Objective:
Would you repeat the listing exactly but omit every picture?

Task input:
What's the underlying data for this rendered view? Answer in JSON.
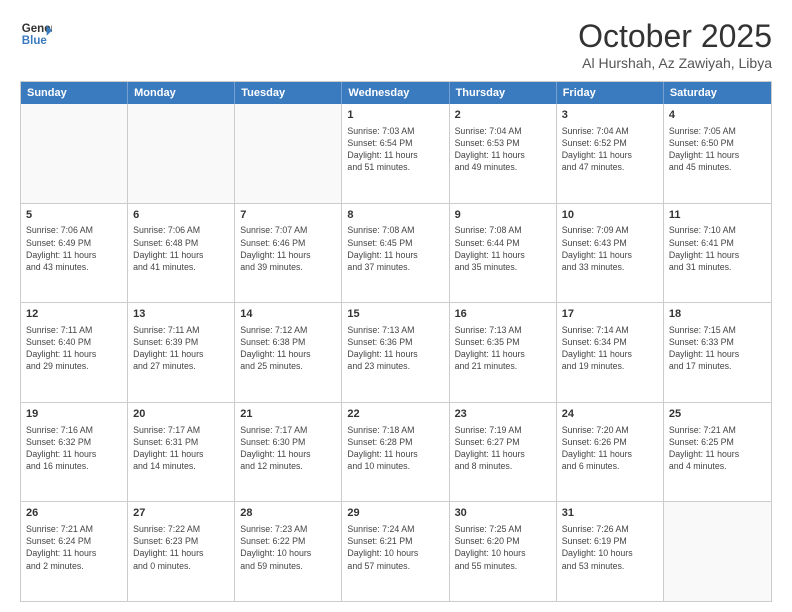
{
  "header": {
    "logo_line1": "General",
    "logo_line2": "Blue",
    "month": "October 2025",
    "location": "Al Hurshah, Az Zawiyah, Libya"
  },
  "weekdays": [
    "Sunday",
    "Monday",
    "Tuesday",
    "Wednesday",
    "Thursday",
    "Friday",
    "Saturday"
  ],
  "weeks": [
    [
      {
        "day": "",
        "info": ""
      },
      {
        "day": "",
        "info": ""
      },
      {
        "day": "",
        "info": ""
      },
      {
        "day": "1",
        "info": "Sunrise: 7:03 AM\nSunset: 6:54 PM\nDaylight: 11 hours\nand 51 minutes."
      },
      {
        "day": "2",
        "info": "Sunrise: 7:04 AM\nSunset: 6:53 PM\nDaylight: 11 hours\nand 49 minutes."
      },
      {
        "day": "3",
        "info": "Sunrise: 7:04 AM\nSunset: 6:52 PM\nDaylight: 11 hours\nand 47 minutes."
      },
      {
        "day": "4",
        "info": "Sunrise: 7:05 AM\nSunset: 6:50 PM\nDaylight: 11 hours\nand 45 minutes."
      }
    ],
    [
      {
        "day": "5",
        "info": "Sunrise: 7:06 AM\nSunset: 6:49 PM\nDaylight: 11 hours\nand 43 minutes."
      },
      {
        "day": "6",
        "info": "Sunrise: 7:06 AM\nSunset: 6:48 PM\nDaylight: 11 hours\nand 41 minutes."
      },
      {
        "day": "7",
        "info": "Sunrise: 7:07 AM\nSunset: 6:46 PM\nDaylight: 11 hours\nand 39 minutes."
      },
      {
        "day": "8",
        "info": "Sunrise: 7:08 AM\nSunset: 6:45 PM\nDaylight: 11 hours\nand 37 minutes."
      },
      {
        "day": "9",
        "info": "Sunrise: 7:08 AM\nSunset: 6:44 PM\nDaylight: 11 hours\nand 35 minutes."
      },
      {
        "day": "10",
        "info": "Sunrise: 7:09 AM\nSunset: 6:43 PM\nDaylight: 11 hours\nand 33 minutes."
      },
      {
        "day": "11",
        "info": "Sunrise: 7:10 AM\nSunset: 6:41 PM\nDaylight: 11 hours\nand 31 minutes."
      }
    ],
    [
      {
        "day": "12",
        "info": "Sunrise: 7:11 AM\nSunset: 6:40 PM\nDaylight: 11 hours\nand 29 minutes."
      },
      {
        "day": "13",
        "info": "Sunrise: 7:11 AM\nSunset: 6:39 PM\nDaylight: 11 hours\nand 27 minutes."
      },
      {
        "day": "14",
        "info": "Sunrise: 7:12 AM\nSunset: 6:38 PM\nDaylight: 11 hours\nand 25 minutes."
      },
      {
        "day": "15",
        "info": "Sunrise: 7:13 AM\nSunset: 6:36 PM\nDaylight: 11 hours\nand 23 minutes."
      },
      {
        "day": "16",
        "info": "Sunrise: 7:13 AM\nSunset: 6:35 PM\nDaylight: 11 hours\nand 21 minutes."
      },
      {
        "day": "17",
        "info": "Sunrise: 7:14 AM\nSunset: 6:34 PM\nDaylight: 11 hours\nand 19 minutes."
      },
      {
        "day": "18",
        "info": "Sunrise: 7:15 AM\nSunset: 6:33 PM\nDaylight: 11 hours\nand 17 minutes."
      }
    ],
    [
      {
        "day": "19",
        "info": "Sunrise: 7:16 AM\nSunset: 6:32 PM\nDaylight: 11 hours\nand 16 minutes."
      },
      {
        "day": "20",
        "info": "Sunrise: 7:17 AM\nSunset: 6:31 PM\nDaylight: 11 hours\nand 14 minutes."
      },
      {
        "day": "21",
        "info": "Sunrise: 7:17 AM\nSunset: 6:30 PM\nDaylight: 11 hours\nand 12 minutes."
      },
      {
        "day": "22",
        "info": "Sunrise: 7:18 AM\nSunset: 6:28 PM\nDaylight: 11 hours\nand 10 minutes."
      },
      {
        "day": "23",
        "info": "Sunrise: 7:19 AM\nSunset: 6:27 PM\nDaylight: 11 hours\nand 8 minutes."
      },
      {
        "day": "24",
        "info": "Sunrise: 7:20 AM\nSunset: 6:26 PM\nDaylight: 11 hours\nand 6 minutes."
      },
      {
        "day": "25",
        "info": "Sunrise: 7:21 AM\nSunset: 6:25 PM\nDaylight: 11 hours\nand 4 minutes."
      }
    ],
    [
      {
        "day": "26",
        "info": "Sunrise: 7:21 AM\nSunset: 6:24 PM\nDaylight: 11 hours\nand 2 minutes."
      },
      {
        "day": "27",
        "info": "Sunrise: 7:22 AM\nSunset: 6:23 PM\nDaylight: 11 hours\nand 0 minutes."
      },
      {
        "day": "28",
        "info": "Sunrise: 7:23 AM\nSunset: 6:22 PM\nDaylight: 10 hours\nand 59 minutes."
      },
      {
        "day": "29",
        "info": "Sunrise: 7:24 AM\nSunset: 6:21 PM\nDaylight: 10 hours\nand 57 minutes."
      },
      {
        "day": "30",
        "info": "Sunrise: 7:25 AM\nSunset: 6:20 PM\nDaylight: 10 hours\nand 55 minutes."
      },
      {
        "day": "31",
        "info": "Sunrise: 7:26 AM\nSunset: 6:19 PM\nDaylight: 10 hours\nand 53 minutes."
      },
      {
        "day": "",
        "info": ""
      }
    ]
  ]
}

Output below:
What's the underlying data for this rendered view? Answer in JSON.
{
  "header": {
    "logo_line1": "General",
    "logo_line2": "Blue",
    "month": "October 2025",
    "location": "Al Hurshah, Az Zawiyah, Libya"
  },
  "weekdays": [
    "Sunday",
    "Monday",
    "Tuesday",
    "Wednesday",
    "Thursday",
    "Friday",
    "Saturday"
  ],
  "weeks": [
    [
      {
        "day": "",
        "info": ""
      },
      {
        "day": "",
        "info": ""
      },
      {
        "day": "",
        "info": ""
      },
      {
        "day": "1",
        "info": "Sunrise: 7:03 AM\nSunset: 6:54 PM\nDaylight: 11 hours\nand 51 minutes."
      },
      {
        "day": "2",
        "info": "Sunrise: 7:04 AM\nSunset: 6:53 PM\nDaylight: 11 hours\nand 49 minutes."
      },
      {
        "day": "3",
        "info": "Sunrise: 7:04 AM\nSunset: 6:52 PM\nDaylight: 11 hours\nand 47 minutes."
      },
      {
        "day": "4",
        "info": "Sunrise: 7:05 AM\nSunset: 6:50 PM\nDaylight: 11 hours\nand 45 minutes."
      }
    ],
    [
      {
        "day": "5",
        "info": "Sunrise: 7:06 AM\nSunset: 6:49 PM\nDaylight: 11 hours\nand 43 minutes."
      },
      {
        "day": "6",
        "info": "Sunrise: 7:06 AM\nSunset: 6:48 PM\nDaylight: 11 hours\nand 41 minutes."
      },
      {
        "day": "7",
        "info": "Sunrise: 7:07 AM\nSunset: 6:46 PM\nDaylight: 11 hours\nand 39 minutes."
      },
      {
        "day": "8",
        "info": "Sunrise: 7:08 AM\nSunset: 6:45 PM\nDaylight: 11 hours\nand 37 minutes."
      },
      {
        "day": "9",
        "info": "Sunrise: 7:08 AM\nSunset: 6:44 PM\nDaylight: 11 hours\nand 35 minutes."
      },
      {
        "day": "10",
        "info": "Sunrise: 7:09 AM\nSunset: 6:43 PM\nDaylight: 11 hours\nand 33 minutes."
      },
      {
        "day": "11",
        "info": "Sunrise: 7:10 AM\nSunset: 6:41 PM\nDaylight: 11 hours\nand 31 minutes."
      }
    ],
    [
      {
        "day": "12",
        "info": "Sunrise: 7:11 AM\nSunset: 6:40 PM\nDaylight: 11 hours\nand 29 minutes."
      },
      {
        "day": "13",
        "info": "Sunrise: 7:11 AM\nSunset: 6:39 PM\nDaylight: 11 hours\nand 27 minutes."
      },
      {
        "day": "14",
        "info": "Sunrise: 7:12 AM\nSunset: 6:38 PM\nDaylight: 11 hours\nand 25 minutes."
      },
      {
        "day": "15",
        "info": "Sunrise: 7:13 AM\nSunset: 6:36 PM\nDaylight: 11 hours\nand 23 minutes."
      },
      {
        "day": "16",
        "info": "Sunrise: 7:13 AM\nSunset: 6:35 PM\nDaylight: 11 hours\nand 21 minutes."
      },
      {
        "day": "17",
        "info": "Sunrise: 7:14 AM\nSunset: 6:34 PM\nDaylight: 11 hours\nand 19 minutes."
      },
      {
        "day": "18",
        "info": "Sunrise: 7:15 AM\nSunset: 6:33 PM\nDaylight: 11 hours\nand 17 minutes."
      }
    ],
    [
      {
        "day": "19",
        "info": "Sunrise: 7:16 AM\nSunset: 6:32 PM\nDaylight: 11 hours\nand 16 minutes."
      },
      {
        "day": "20",
        "info": "Sunrise: 7:17 AM\nSunset: 6:31 PM\nDaylight: 11 hours\nand 14 minutes."
      },
      {
        "day": "21",
        "info": "Sunrise: 7:17 AM\nSunset: 6:30 PM\nDaylight: 11 hours\nand 12 minutes."
      },
      {
        "day": "22",
        "info": "Sunrise: 7:18 AM\nSunset: 6:28 PM\nDaylight: 11 hours\nand 10 minutes."
      },
      {
        "day": "23",
        "info": "Sunrise: 7:19 AM\nSunset: 6:27 PM\nDaylight: 11 hours\nand 8 minutes."
      },
      {
        "day": "24",
        "info": "Sunrise: 7:20 AM\nSunset: 6:26 PM\nDaylight: 11 hours\nand 6 minutes."
      },
      {
        "day": "25",
        "info": "Sunrise: 7:21 AM\nSunset: 6:25 PM\nDaylight: 11 hours\nand 4 minutes."
      }
    ],
    [
      {
        "day": "26",
        "info": "Sunrise: 7:21 AM\nSunset: 6:24 PM\nDaylight: 11 hours\nand 2 minutes."
      },
      {
        "day": "27",
        "info": "Sunrise: 7:22 AM\nSunset: 6:23 PM\nDaylight: 11 hours\nand 0 minutes."
      },
      {
        "day": "28",
        "info": "Sunrise: 7:23 AM\nSunset: 6:22 PM\nDaylight: 10 hours\nand 59 minutes."
      },
      {
        "day": "29",
        "info": "Sunrise: 7:24 AM\nSunset: 6:21 PM\nDaylight: 10 hours\nand 57 minutes."
      },
      {
        "day": "30",
        "info": "Sunrise: 7:25 AM\nSunset: 6:20 PM\nDaylight: 10 hours\nand 55 minutes."
      },
      {
        "day": "31",
        "info": "Sunrise: 7:26 AM\nSunset: 6:19 PM\nDaylight: 10 hours\nand 53 minutes."
      },
      {
        "day": "",
        "info": ""
      }
    ]
  ]
}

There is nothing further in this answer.